▶ _WRITTEN INSTRUCTION_
Scan the lines below for the string "공간으로" and copy every one that has it.

(Dataset items)
________

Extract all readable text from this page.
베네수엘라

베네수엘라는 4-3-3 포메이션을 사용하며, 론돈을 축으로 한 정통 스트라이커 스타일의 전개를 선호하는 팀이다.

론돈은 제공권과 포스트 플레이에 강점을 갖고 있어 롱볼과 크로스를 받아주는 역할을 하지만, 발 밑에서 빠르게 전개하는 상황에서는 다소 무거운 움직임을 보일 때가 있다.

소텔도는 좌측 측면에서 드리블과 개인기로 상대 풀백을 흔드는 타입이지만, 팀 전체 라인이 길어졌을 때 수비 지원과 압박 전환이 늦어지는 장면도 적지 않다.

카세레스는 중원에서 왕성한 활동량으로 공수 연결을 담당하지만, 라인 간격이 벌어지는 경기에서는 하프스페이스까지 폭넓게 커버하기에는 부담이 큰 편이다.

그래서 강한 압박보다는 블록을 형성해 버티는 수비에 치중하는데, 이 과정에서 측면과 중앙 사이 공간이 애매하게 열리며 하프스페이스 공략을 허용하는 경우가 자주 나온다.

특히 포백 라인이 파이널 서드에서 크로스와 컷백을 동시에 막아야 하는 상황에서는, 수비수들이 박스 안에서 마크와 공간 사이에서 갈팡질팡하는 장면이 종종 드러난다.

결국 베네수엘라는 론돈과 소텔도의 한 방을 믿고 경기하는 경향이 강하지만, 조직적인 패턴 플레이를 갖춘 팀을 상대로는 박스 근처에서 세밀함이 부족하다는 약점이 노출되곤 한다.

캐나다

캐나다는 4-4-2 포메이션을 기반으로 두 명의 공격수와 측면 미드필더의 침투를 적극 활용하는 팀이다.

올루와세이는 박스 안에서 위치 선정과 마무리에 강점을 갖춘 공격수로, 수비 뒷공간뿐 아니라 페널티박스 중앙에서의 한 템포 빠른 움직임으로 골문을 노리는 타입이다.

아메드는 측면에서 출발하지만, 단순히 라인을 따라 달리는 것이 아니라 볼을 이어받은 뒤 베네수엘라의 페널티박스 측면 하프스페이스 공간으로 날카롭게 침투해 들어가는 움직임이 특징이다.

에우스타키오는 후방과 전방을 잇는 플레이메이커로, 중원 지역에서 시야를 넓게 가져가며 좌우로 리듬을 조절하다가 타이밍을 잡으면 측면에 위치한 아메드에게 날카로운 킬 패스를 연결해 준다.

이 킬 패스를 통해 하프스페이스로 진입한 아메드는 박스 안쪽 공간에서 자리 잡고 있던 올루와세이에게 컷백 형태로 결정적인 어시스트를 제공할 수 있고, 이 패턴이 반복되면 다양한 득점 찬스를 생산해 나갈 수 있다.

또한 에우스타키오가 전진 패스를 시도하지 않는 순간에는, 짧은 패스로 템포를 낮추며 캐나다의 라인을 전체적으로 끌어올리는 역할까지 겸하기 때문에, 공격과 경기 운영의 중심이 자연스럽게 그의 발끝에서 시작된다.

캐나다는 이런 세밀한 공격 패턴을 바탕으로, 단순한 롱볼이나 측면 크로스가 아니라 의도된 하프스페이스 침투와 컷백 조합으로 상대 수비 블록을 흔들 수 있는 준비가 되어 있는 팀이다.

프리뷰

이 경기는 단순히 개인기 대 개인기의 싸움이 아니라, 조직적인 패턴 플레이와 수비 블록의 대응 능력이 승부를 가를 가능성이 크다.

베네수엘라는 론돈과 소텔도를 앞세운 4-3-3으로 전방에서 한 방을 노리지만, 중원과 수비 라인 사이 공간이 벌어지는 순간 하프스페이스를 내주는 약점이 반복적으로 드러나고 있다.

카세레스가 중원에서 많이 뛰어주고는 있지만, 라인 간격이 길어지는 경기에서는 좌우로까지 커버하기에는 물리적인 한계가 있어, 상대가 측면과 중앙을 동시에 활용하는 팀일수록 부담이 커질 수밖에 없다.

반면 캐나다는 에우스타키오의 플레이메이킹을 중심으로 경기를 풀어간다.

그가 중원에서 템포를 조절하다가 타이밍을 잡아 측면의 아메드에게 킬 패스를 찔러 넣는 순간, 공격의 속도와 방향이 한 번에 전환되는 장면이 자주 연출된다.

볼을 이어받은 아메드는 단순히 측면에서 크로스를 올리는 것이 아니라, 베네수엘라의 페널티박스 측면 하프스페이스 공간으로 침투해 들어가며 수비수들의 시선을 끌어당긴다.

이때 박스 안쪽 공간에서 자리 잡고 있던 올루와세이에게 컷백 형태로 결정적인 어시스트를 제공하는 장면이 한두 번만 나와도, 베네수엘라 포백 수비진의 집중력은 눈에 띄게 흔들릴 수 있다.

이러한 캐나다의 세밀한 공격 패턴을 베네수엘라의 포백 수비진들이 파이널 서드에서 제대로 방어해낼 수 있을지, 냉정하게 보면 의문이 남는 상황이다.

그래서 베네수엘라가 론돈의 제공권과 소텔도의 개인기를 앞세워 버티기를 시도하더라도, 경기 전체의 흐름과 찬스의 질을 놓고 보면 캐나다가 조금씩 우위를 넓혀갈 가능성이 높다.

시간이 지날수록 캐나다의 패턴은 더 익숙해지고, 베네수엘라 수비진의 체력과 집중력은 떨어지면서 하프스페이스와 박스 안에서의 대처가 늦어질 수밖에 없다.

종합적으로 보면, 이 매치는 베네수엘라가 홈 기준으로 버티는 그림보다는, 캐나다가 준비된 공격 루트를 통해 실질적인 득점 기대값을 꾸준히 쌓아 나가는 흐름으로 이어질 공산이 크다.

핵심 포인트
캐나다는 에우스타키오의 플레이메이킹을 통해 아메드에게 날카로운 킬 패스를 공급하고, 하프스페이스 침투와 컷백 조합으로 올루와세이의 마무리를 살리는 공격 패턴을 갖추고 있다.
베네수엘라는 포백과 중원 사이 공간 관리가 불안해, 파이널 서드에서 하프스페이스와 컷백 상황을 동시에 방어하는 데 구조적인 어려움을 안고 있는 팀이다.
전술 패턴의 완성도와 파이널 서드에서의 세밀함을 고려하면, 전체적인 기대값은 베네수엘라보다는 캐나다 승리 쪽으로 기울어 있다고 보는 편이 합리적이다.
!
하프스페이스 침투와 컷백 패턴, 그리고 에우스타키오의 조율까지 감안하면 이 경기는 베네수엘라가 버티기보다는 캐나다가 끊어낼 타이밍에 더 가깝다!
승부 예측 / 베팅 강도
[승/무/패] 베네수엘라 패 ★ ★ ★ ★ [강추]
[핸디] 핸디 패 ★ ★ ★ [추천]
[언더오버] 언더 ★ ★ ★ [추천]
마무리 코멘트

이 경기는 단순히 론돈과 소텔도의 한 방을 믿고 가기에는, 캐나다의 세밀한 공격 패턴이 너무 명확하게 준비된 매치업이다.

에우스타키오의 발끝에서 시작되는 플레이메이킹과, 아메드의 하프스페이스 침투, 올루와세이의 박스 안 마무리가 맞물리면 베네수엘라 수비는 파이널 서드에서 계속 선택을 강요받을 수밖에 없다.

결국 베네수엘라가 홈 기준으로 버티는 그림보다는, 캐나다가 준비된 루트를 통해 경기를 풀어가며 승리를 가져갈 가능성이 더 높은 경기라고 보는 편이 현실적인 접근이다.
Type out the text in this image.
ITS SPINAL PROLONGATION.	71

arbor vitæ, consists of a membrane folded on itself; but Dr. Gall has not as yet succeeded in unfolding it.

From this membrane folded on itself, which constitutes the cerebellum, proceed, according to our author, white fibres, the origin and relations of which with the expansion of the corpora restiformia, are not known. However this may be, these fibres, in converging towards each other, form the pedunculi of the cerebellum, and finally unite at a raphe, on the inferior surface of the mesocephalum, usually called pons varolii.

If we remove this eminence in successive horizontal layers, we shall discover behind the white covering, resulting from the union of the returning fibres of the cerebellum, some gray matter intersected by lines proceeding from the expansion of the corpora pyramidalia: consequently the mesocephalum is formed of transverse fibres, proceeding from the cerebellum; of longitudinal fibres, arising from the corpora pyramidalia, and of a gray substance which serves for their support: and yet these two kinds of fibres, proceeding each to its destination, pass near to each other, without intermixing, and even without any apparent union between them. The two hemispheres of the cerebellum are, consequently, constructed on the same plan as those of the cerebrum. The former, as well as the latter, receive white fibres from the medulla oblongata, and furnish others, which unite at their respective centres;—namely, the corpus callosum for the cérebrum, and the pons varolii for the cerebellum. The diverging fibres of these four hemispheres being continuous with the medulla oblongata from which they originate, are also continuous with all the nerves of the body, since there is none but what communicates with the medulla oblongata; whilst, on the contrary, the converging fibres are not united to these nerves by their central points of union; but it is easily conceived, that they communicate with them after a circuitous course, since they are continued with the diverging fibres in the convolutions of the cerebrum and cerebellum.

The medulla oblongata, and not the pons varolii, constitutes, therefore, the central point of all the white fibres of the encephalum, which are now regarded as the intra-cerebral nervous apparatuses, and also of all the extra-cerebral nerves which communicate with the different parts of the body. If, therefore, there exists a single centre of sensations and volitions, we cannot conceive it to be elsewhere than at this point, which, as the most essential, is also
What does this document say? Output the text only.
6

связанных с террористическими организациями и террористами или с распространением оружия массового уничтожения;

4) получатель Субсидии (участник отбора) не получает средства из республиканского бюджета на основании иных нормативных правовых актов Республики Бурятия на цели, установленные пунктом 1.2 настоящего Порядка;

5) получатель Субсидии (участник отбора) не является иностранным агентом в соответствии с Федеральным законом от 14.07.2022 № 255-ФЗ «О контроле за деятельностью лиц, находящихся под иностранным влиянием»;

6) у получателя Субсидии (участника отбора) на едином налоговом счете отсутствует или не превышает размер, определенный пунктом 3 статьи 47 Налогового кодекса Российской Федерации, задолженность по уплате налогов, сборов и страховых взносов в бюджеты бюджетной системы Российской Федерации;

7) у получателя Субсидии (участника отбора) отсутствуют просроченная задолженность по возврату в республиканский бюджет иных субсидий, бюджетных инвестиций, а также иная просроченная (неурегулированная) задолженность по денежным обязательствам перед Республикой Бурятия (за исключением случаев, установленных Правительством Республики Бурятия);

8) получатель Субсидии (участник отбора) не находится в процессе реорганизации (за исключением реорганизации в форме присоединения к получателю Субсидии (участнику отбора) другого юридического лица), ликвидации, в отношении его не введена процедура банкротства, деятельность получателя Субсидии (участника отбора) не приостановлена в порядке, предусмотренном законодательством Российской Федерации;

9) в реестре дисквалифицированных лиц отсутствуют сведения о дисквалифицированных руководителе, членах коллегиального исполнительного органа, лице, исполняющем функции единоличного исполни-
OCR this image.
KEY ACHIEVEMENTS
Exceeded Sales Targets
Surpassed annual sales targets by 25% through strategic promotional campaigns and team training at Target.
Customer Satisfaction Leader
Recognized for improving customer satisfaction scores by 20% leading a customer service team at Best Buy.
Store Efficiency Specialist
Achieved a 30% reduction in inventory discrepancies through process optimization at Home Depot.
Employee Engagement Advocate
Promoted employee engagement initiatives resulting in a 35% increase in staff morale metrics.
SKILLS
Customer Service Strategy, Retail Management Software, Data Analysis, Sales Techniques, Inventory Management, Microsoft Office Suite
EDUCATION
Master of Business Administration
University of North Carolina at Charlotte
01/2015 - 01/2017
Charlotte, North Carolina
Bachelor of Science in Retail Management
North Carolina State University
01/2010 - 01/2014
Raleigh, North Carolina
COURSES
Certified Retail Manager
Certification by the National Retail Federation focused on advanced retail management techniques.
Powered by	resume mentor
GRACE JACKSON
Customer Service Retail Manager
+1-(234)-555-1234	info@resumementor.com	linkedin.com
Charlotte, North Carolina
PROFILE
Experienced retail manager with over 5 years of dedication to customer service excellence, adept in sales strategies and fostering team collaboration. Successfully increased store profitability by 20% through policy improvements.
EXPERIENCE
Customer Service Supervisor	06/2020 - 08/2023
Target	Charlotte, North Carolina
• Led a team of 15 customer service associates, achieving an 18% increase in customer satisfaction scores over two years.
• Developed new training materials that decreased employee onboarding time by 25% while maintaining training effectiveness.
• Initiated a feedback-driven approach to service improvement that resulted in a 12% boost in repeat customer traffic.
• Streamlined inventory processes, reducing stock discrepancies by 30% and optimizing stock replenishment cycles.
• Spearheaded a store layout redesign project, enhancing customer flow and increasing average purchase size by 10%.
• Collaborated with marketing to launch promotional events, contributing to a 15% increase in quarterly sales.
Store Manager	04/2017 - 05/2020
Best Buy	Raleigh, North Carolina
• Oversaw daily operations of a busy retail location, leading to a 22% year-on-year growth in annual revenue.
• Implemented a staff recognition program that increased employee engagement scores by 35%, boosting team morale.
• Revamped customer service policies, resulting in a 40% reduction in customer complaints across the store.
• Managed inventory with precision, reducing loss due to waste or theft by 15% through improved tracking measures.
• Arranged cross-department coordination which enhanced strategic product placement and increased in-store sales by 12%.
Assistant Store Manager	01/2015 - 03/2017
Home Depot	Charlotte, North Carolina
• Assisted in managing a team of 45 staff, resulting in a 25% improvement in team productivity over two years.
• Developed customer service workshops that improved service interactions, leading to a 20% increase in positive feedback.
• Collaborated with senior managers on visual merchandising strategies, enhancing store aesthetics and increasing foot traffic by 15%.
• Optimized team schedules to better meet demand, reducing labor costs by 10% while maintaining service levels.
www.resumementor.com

________

▶ _SOLUTION TO THIS TASK_
아메드는 측면에서 출발하지만, 단순히 라인을 따라 달리는 것이 아니라 볼을 이어받은 뒤 베네수엘라의 페널티박스 측면 하프스페이스 공간으로 날카롭게 침투해 들어가는 움직임이 특징이다.
볼을 이어받은 아메드는 단순히 측면에서 크로스를 올리는 것이 아니라, 베네수엘라의 페널티박스 측면 하프스페이스 공간으로 침투해 들어가며 수비수들의 시선을 끌어당긴다.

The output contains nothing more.